**Your goal**. Collect every line in the records below that contains the word "letter".

■ ■ ■ ■ ■ ■ ■

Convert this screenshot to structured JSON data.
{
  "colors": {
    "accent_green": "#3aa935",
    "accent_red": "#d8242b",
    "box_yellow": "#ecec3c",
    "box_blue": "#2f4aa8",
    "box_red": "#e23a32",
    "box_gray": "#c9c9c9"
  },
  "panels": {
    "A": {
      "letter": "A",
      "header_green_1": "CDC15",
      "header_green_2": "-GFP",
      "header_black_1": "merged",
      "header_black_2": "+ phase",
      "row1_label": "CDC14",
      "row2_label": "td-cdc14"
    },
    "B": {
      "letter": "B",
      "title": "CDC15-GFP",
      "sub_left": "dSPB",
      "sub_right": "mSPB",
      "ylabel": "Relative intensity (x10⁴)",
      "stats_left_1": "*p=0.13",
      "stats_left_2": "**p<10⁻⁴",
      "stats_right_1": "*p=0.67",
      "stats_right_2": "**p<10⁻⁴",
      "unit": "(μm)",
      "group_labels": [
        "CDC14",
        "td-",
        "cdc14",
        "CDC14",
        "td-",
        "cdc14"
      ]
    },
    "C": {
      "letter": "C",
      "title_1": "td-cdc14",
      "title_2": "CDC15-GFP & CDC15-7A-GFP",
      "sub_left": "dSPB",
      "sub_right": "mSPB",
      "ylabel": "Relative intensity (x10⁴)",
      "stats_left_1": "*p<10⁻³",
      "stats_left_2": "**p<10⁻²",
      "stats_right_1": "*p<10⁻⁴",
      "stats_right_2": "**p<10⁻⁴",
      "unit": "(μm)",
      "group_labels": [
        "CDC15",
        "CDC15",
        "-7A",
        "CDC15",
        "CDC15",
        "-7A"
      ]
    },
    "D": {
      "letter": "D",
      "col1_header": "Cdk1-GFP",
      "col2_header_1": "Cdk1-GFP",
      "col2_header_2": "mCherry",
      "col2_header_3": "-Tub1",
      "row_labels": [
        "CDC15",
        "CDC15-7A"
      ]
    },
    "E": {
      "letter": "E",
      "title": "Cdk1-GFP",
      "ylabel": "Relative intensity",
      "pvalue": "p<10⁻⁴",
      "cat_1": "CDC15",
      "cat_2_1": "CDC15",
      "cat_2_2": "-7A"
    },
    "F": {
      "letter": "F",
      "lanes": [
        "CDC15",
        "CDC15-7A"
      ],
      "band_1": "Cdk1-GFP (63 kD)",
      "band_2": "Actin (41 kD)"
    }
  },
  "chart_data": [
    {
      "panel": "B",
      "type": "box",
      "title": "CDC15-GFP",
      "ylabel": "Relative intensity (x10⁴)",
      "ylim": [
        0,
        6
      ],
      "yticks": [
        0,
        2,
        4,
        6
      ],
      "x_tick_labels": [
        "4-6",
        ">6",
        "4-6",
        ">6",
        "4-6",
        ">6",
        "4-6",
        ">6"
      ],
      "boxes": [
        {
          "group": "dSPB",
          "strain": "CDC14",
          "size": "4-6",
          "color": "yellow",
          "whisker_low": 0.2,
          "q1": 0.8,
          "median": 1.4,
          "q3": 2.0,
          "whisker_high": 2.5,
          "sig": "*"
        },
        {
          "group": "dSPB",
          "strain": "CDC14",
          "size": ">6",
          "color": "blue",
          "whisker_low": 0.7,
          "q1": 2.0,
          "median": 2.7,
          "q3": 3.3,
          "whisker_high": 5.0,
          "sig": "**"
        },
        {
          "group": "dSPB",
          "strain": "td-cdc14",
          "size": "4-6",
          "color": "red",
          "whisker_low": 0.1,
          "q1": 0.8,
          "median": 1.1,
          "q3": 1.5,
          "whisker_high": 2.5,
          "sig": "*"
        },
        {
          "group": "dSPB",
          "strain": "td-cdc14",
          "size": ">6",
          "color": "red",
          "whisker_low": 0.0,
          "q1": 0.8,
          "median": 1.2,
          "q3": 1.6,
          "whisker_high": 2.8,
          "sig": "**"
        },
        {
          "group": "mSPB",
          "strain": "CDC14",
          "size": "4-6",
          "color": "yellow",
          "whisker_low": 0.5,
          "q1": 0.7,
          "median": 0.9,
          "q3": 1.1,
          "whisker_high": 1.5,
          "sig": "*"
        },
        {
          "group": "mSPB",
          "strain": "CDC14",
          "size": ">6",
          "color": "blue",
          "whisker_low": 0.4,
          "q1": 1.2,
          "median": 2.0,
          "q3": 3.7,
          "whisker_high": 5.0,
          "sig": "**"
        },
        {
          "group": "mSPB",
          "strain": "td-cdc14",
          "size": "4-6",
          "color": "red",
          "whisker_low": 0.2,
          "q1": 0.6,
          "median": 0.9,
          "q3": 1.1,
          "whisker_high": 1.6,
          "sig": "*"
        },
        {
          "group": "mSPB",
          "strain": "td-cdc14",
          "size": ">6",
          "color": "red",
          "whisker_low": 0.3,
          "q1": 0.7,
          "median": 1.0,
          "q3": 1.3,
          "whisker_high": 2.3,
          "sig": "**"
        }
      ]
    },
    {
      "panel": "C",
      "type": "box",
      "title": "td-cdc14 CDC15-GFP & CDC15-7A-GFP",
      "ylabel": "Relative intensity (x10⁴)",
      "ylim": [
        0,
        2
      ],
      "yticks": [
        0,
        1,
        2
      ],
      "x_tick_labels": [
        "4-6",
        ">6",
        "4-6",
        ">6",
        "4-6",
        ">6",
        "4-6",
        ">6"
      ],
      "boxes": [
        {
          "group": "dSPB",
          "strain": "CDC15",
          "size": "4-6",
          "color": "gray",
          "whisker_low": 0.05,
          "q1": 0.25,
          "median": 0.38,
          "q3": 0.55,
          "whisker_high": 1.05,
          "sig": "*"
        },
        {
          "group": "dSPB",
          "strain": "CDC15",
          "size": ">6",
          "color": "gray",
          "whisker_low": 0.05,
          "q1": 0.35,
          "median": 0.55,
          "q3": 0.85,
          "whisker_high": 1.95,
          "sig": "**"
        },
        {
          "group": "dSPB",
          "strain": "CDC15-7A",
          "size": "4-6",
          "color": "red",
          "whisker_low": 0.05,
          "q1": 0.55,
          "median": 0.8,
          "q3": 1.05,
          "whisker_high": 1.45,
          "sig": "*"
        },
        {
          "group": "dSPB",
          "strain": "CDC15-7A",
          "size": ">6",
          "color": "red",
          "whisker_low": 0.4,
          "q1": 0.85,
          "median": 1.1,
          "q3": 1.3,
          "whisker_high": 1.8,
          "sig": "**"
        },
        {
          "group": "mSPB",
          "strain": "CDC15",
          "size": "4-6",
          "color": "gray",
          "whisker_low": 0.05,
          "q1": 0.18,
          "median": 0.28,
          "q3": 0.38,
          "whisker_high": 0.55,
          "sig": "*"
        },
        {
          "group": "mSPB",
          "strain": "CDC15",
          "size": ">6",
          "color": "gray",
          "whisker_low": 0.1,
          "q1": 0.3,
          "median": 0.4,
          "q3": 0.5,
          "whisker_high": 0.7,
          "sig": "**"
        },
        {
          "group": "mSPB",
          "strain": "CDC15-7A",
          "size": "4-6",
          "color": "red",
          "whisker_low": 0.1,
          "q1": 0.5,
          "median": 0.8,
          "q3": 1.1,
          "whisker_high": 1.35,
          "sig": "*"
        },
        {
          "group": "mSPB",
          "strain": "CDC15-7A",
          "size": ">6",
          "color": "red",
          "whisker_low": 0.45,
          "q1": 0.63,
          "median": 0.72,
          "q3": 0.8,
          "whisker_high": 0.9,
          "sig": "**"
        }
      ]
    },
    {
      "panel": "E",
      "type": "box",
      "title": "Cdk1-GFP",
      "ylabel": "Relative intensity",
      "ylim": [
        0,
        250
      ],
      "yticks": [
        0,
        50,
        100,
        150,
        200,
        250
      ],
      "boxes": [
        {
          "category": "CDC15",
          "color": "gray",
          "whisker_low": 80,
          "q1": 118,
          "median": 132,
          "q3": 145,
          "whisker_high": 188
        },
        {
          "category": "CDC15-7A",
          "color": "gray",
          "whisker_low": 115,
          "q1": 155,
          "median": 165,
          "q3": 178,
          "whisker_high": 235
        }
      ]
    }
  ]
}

■ ■ ■ ■ ■ ■ ■

**Exercise answer**.
      "letter": "A",
      "letter": "B",
      "letter": "C",
      "letter": "D",
      "letter": "E",
      "letter": "F",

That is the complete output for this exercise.